## PROBLEM STATEMENT
From the entries below, copy every line where the string "this" appears.

-------

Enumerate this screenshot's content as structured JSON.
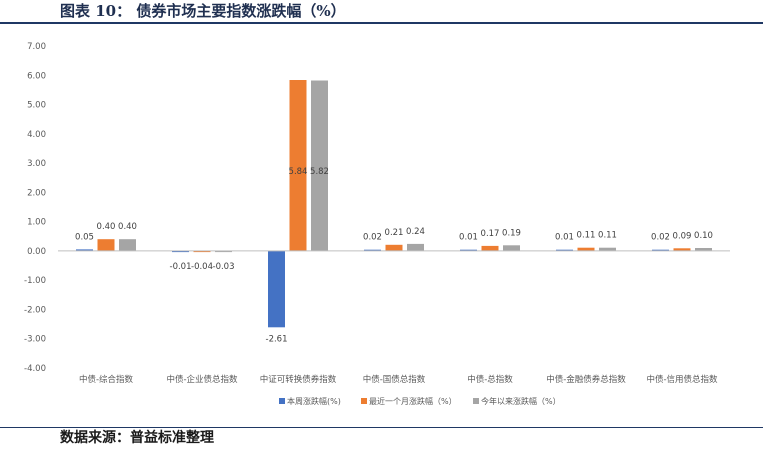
{
  "header": {
    "title": "图表 10：  债券市场主要指数涨跌幅（%）"
  },
  "footer": {
    "source": "数据来源：普益标准整理"
  },
  "chart_data": {
    "type": "bar",
    "categories": [
      "中债-综合指数",
      "中债-企业债总指数",
      "中证可转换债券指数",
      "中债-国债总指数",
      "中债-总指数",
      "中债-金融债券总指数",
      "中债-信用债总指数"
    ],
    "series": [
      {
        "name": "本周涨跌幅(%)",
        "color": "#4472c4",
        "values": [
          0.05,
          -0.01,
          -2.61,
          0.02,
          0.01,
          0.01,
          0.02
        ],
        "labels": [
          "0.05",
          "-0.01",
          "-2.61",
          "0.02",
          "0.01",
          "0.01",
          "0.02"
        ]
      },
      {
        "name": "最近一个月涨跌幅（%）",
        "color": "#ed7d31",
        "values": [
          0.4,
          -0.04,
          5.84,
          0.21,
          0.17,
          0.11,
          0.09
        ],
        "labels": [
          "0.40",
          "-0.04",
          "5.84",
          "0.21",
          "0.17",
          "0.11",
          "0.09"
        ]
      },
      {
        "name": "今年以来涨跌幅（%）",
        "color": "#a5a5a5",
        "values": [
          0.4,
          -0.03,
          5.82,
          0.24,
          0.19,
          0.11,
          0.1
        ],
        "labels": [
          "0.40",
          "-0.03",
          "5.82",
          "0.24",
          "0.19",
          "0.11",
          "0.10"
        ]
      }
    ],
    "y_ticks": [
      "7.00",
      "6.00",
      "5.00",
      "4.00",
      "3.00",
      "2.00",
      "1.00",
      "0.00",
      "-1.00",
      "-2.00",
      "-3.00",
      "-4.00"
    ],
    "ylim": [
      -4,
      7
    ],
    "grid": false,
    "legend_position": "bottom"
  }
}
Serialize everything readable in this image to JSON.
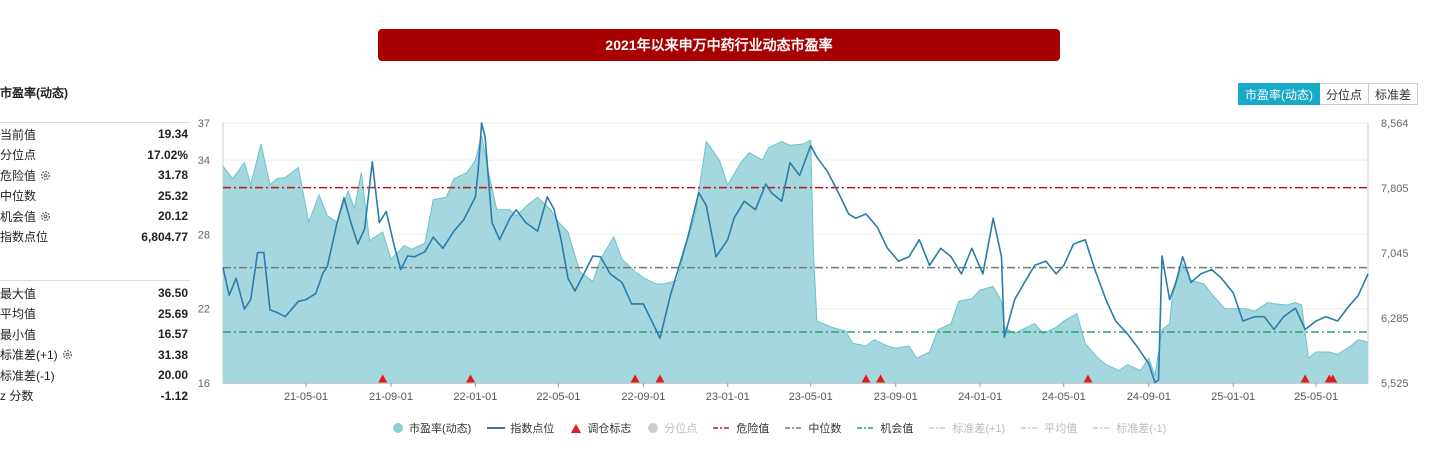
{
  "title": "2021年以来申万中药行业动态市盈率",
  "panel": {
    "header": "市盈率(动态)",
    "stats_top": [
      {
        "label": "当前值",
        "value": "19.34",
        "gear": false
      },
      {
        "label": "分位点",
        "value": "17.02%",
        "gear": false
      },
      {
        "label": "危险值",
        "value": "31.78",
        "gear": true
      },
      {
        "label": "中位数",
        "value": "25.32",
        "gear": false
      },
      {
        "label": "机会值",
        "value": "20.12",
        "gear": true
      },
      {
        "label": "指数点位",
        "value": "6,804.77",
        "gear": false
      }
    ],
    "stats_bottom": [
      {
        "label": "最大值",
        "value": "36.50",
        "gear": false
      },
      {
        "label": "平均值",
        "value": "25.69",
        "gear": false
      },
      {
        "label": "最小值",
        "value": "16.57",
        "gear": false
      },
      {
        "label": "标准差(+1)",
        "value": "31.38",
        "gear": true
      },
      {
        "label": "标准差(-1)",
        "value": "20.00",
        "gear": false
      },
      {
        "label": "z 分数",
        "value": "-1.12",
        "gear": false
      }
    ]
  },
  "tabs": [
    {
      "label": "市盈率(动态)",
      "active": true
    },
    {
      "label": "分位点",
      "active": false
    },
    {
      "label": "标准差",
      "active": false
    }
  ],
  "colors": {
    "pe_fill": "#9fd6dc",
    "pe_stroke": "#6cc3cc",
    "index_line": "#2a7da8",
    "danger": "#c0161b",
    "median": "#777777",
    "chance": "#2aa36b",
    "marker": "#e21a1a",
    "grid": "#eeeeee"
  },
  "chart_data": {
    "type": "area",
    "left_axis": {
      "min": 16,
      "max": 37,
      "ticks": [
        16,
        22,
        28,
        34,
        37
      ]
    },
    "right_axis": {
      "min": 5525,
      "max": 8564,
      "ticks": [
        "5,525",
        "6,285",
        "7,045",
        "7,805",
        "8,564"
      ]
    },
    "x_ticks": [
      "21-05-01",
      "21-09-01",
      "22-01-01",
      "22-05-01",
      "22-09-01",
      "23-01-01",
      "23-05-01",
      "23-09-01",
      "24-01-01",
      "24-05-01",
      "24-09-01",
      "25-01-01",
      "25-05-01"
    ],
    "x_range": [
      "2021-01-01",
      "2025-07-15"
    ],
    "reference_lines": {
      "danger": 31.78,
      "median": 25.32,
      "chance": 20.12
    },
    "series": [
      {
        "name": "市盈率(动态)",
        "kind": "area",
        "x": [
          "2021-01-01",
          "2021-01-15",
          "2021-02-01",
          "2021-02-10",
          "2021-02-25",
          "2021-03-10",
          "2021-03-20",
          "2021-04-01",
          "2021-04-20",
          "2021-05-05",
          "2021-05-20",
          "2021-06-01",
          "2021-06-15",
          "2021-07-01",
          "2021-07-10",
          "2021-07-20",
          "2021-08-01",
          "2021-08-20",
          "2021-09-01",
          "2021-09-20",
          "2021-10-01",
          "2021-10-20",
          "2021-11-01",
          "2021-11-20",
          "2021-12-01",
          "2021-12-20",
          "2022-01-01",
          "2022-01-10",
          "2022-01-20",
          "2022-02-01",
          "2022-02-20",
          "2022-03-01",
          "2022-03-20",
          "2022-04-01",
          "2022-04-20",
          "2022-05-01",
          "2022-05-15",
          "2022-06-01",
          "2022-06-20",
          "2022-07-01",
          "2022-07-20",
          "2022-08-01",
          "2022-08-20",
          "2022-09-01",
          "2022-09-20",
          "2022-10-01",
          "2022-10-20",
          "2022-11-01",
          "2022-11-15",
          "2022-12-01",
          "2022-12-20",
          "2023-01-01",
          "2023-01-20",
          "2023-02-01",
          "2023-02-20",
          "2023-03-01",
          "2023-03-20",
          "2023-04-01",
          "2023-04-20",
          "2023-05-01",
          "2023-05-05",
          "2023-05-10",
          "2023-06-01",
          "2023-06-20",
          "2023-07-01",
          "2023-07-20",
          "2023-08-01",
          "2023-08-20",
          "2023-09-01",
          "2023-09-20",
          "2023-10-01",
          "2023-10-20",
          "2023-11-01",
          "2023-11-20",
          "2023-12-01",
          "2023-12-20",
          "2024-01-01",
          "2024-01-20",
          "2024-02-01",
          "2024-02-05",
          "2024-02-20",
          "2024-03-01",
          "2024-03-20",
          "2024-04-01",
          "2024-04-20",
          "2024-05-01",
          "2024-05-20",
          "2024-06-01",
          "2024-06-20",
          "2024-07-01",
          "2024-07-20",
          "2024-08-01",
          "2024-08-20",
          "2024-09-01",
          "2024-09-10",
          "2024-09-20",
          "2024-10-01",
          "2024-10-05",
          "2024-10-20",
          "2024-11-01",
          "2024-11-20",
          "2024-12-01",
          "2024-12-20",
          "2025-01-01",
          "2025-01-20",
          "2025-02-01",
          "2025-02-20",
          "2025-03-01",
          "2025-03-20",
          "2025-04-01",
          "2025-04-10",
          "2025-04-20",
          "2025-05-01",
          "2025-05-20",
          "2025-06-01",
          "2025-06-20",
          "2025-07-01",
          "2025-07-15"
        ],
        "values": [
          33.5,
          32.5,
          33.8,
          32.0,
          35.3,
          32.0,
          32.5,
          32.6,
          33.4,
          29.0,
          31.2,
          29.5,
          29.0,
          31.5,
          30.1,
          33.0,
          27.5,
          28.2,
          26.0,
          27.1,
          26.8,
          27.3,
          30.8,
          31.0,
          32.5,
          33.0,
          34.0,
          36.0,
          33.0,
          30.0,
          30.0,
          29.5,
          30.5,
          31.0,
          30.0,
          29.0,
          28.2,
          25.0,
          24.2,
          26.0,
          27.8,
          26.0,
          25.0,
          24.5,
          24.0,
          24.0,
          24.3,
          27.0,
          29.6,
          35.5,
          34.0,
          32.0,
          33.8,
          34.6,
          34.0,
          35.0,
          35.5,
          35.2,
          35.3,
          35.6,
          26.5,
          21.0,
          20.5,
          20.2,
          19.2,
          19.0,
          19.5,
          19.0,
          18.8,
          19.0,
          18.0,
          18.5,
          20.3,
          20.8,
          22.6,
          22.8,
          23.5,
          23.8,
          22.6,
          20.5,
          20.0,
          20.3,
          20.8,
          20.0,
          20.5,
          21.0,
          21.6,
          19.2,
          18.0,
          17.5,
          17.0,
          17.5,
          17.0,
          18.0,
          16.6,
          20.3,
          20.8,
          23.0,
          25.6,
          24.3,
          24.0,
          23.2,
          22.0,
          22.0,
          22.0,
          21.8,
          22.5,
          22.4,
          22.3,
          22.5,
          22.3,
          18.0,
          18.5,
          18.5,
          18.3,
          19.0,
          19.5,
          19.3
        ]
      },
      {
        "name": "指数点位",
        "kind": "line",
        "x": [
          "2021-01-01",
          "2021-01-10",
          "2021-01-20",
          "2021-02-01",
          "2021-02-10",
          "2021-02-20",
          "2021-03-01",
          "2021-03-10",
          "2021-03-20",
          "2021-04-01",
          "2021-04-20",
          "2021-05-01",
          "2021-05-15",
          "2021-05-25",
          "2021-06-01",
          "2021-06-15",
          "2021-06-25",
          "2021-07-05",
          "2021-07-15",
          "2021-07-25",
          "2021-08-05",
          "2021-08-15",
          "2021-08-25",
          "2021-09-05",
          "2021-09-15",
          "2021-09-25",
          "2021-10-05",
          "2021-10-20",
          "2021-11-01",
          "2021-11-15",
          "2021-12-01",
          "2021-12-15",
          "2022-01-01",
          "2022-01-05",
          "2022-01-10",
          "2022-01-15",
          "2022-01-25",
          "2022-02-05",
          "2022-02-20",
          "2022-03-01",
          "2022-03-15",
          "2022-04-01",
          "2022-04-15",
          "2022-04-25",
          "2022-05-05",
          "2022-05-15",
          "2022-05-25",
          "2022-06-05",
          "2022-06-20",
          "2022-07-01",
          "2022-07-15",
          "2022-08-01",
          "2022-08-15",
          "2022-09-01",
          "2022-09-10",
          "2022-09-25",
          "2022-10-10",
          "2022-10-25",
          "2022-11-05",
          "2022-11-20",
          "2022-12-01",
          "2022-12-15",
          "2023-01-01",
          "2023-01-10",
          "2023-01-25",
          "2023-02-10",
          "2023-02-25",
          "2023-03-05",
          "2023-03-20",
          "2023-04-01",
          "2023-04-15",
          "2023-05-01",
          "2023-05-10",
          "2023-05-25",
          "2023-06-10",
          "2023-06-25",
          "2023-07-05",
          "2023-07-20",
          "2023-08-05",
          "2023-08-20",
          "2023-09-05",
          "2023-09-20",
          "2023-10-05",
          "2023-10-20",
          "2023-11-05",
          "2023-11-20",
          "2023-12-05",
          "2023-12-20",
          "2024-01-05",
          "2024-01-20",
          "2024-02-01",
          "2024-02-05",
          "2024-02-20",
          "2024-03-05",
          "2024-03-20",
          "2024-04-05",
          "2024-04-20",
          "2024-05-01",
          "2024-05-15",
          "2024-06-01",
          "2024-06-15",
          "2024-07-01",
          "2024-07-15",
          "2024-08-01",
          "2024-08-15",
          "2024-09-01",
          "2024-09-10",
          "2024-09-15",
          "2024-09-20",
          "2024-10-01",
          "2024-10-10",
          "2024-10-20",
          "2024-11-01",
          "2024-11-15",
          "2024-12-01",
          "2024-12-15",
          "2025-01-01",
          "2025-01-15",
          "2025-02-01",
          "2025-02-15",
          "2025-03-01",
          "2025-03-15",
          "2025-04-01",
          "2025-04-15",
          "2025-05-01",
          "2025-05-15",
          "2025-06-01",
          "2025-06-15",
          "2025-07-01",
          "2025-07-15"
        ],
        "values": [
          6870,
          6550,
          6750,
          6390,
          6500,
          7050,
          7050,
          6380,
          6350,
          6300,
          6480,
          6500,
          6570,
          6800,
          6890,
          7400,
          7690,
          7400,
          7150,
          7330,
          8110,
          7400,
          7530,
          7150,
          6850,
          7010,
          7000,
          7060,
          7230,
          7100,
          7300,
          7430,
          7700,
          8000,
          8564,
          8400,
          7400,
          7200,
          7450,
          7550,
          7400,
          7300,
          7700,
          7550,
          7200,
          6750,
          6600,
          6770,
          7010,
          7000,
          6800,
          6700,
          6450,
          6450,
          6300,
          6050,
          6550,
          6950,
          7250,
          7750,
          7600,
          7000,
          7200,
          7450,
          7650,
          7550,
          7850,
          7750,
          7650,
          8100,
          7950,
          8300,
          8164,
          8000,
          7750,
          7500,
          7450,
          7500,
          7350,
          7100,
          6950,
          7000,
          7200,
          6900,
          7100,
          7000,
          6800,
          7100,
          6800,
          7450,
          7000,
          6060,
          6500,
          6700,
          6900,
          6950,
          6800,
          6900,
          7150,
          7200,
          6850,
          6500,
          6250,
          6100,
          5950,
          5750,
          5530,
          5560,
          7010,
          6500,
          6700,
          7000,
          6700,
          6800,
          6850,
          6750,
          6580,
          6250,
          6300,
          6300,
          6150,
          6300,
          6400,
          6150,
          6250,
          6300,
          6250,
          6400,
          6550,
          6800
        ]
      }
    ],
    "markers": {
      "name": "调仓标志",
      "x": [
        "2021-08-20",
        "2021-12-25",
        "2022-08-20",
        "2022-09-25",
        "2023-07-20",
        "2023-08-10",
        "2024-06-05",
        "2025-04-15",
        "2025-05-20",
        "2025-05-25"
      ]
    },
    "legend": [
      {
        "label": "市盈率(动态)",
        "kind": "dot",
        "color": "#8ccfd6",
        "active": true
      },
      {
        "label": "指数点位",
        "kind": "line",
        "color": "#2a7da8",
        "active": true
      },
      {
        "label": "调仓标志",
        "kind": "triangle",
        "color": "#e21a1a",
        "active": true
      },
      {
        "label": "分位点",
        "kind": "dot",
        "color": "#cccccc",
        "active": false
      },
      {
        "label": "危险值",
        "kind": "dashdot",
        "color": "#c0161b",
        "active": true
      },
      {
        "label": "中位数",
        "kind": "dashdot",
        "color": "#777777",
        "active": true
      },
      {
        "label": "机会值",
        "kind": "dashdot",
        "color": "#2aa36b",
        "active": true
      },
      {
        "label": "标准差(+1)",
        "kind": "dashdot",
        "color": "#cccccc",
        "active": false
      },
      {
        "label": "平均值",
        "kind": "dashdot",
        "color": "#cccccc",
        "active": false
      },
      {
        "label": "标准差(-1)",
        "kind": "dashdot",
        "color": "#cccccc",
        "active": false
      }
    ]
  }
}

-------

## EXERCISE ANSWER
Enumerate this screenshot's content as structured JSON.
Serialize everything readable in this image to JSON.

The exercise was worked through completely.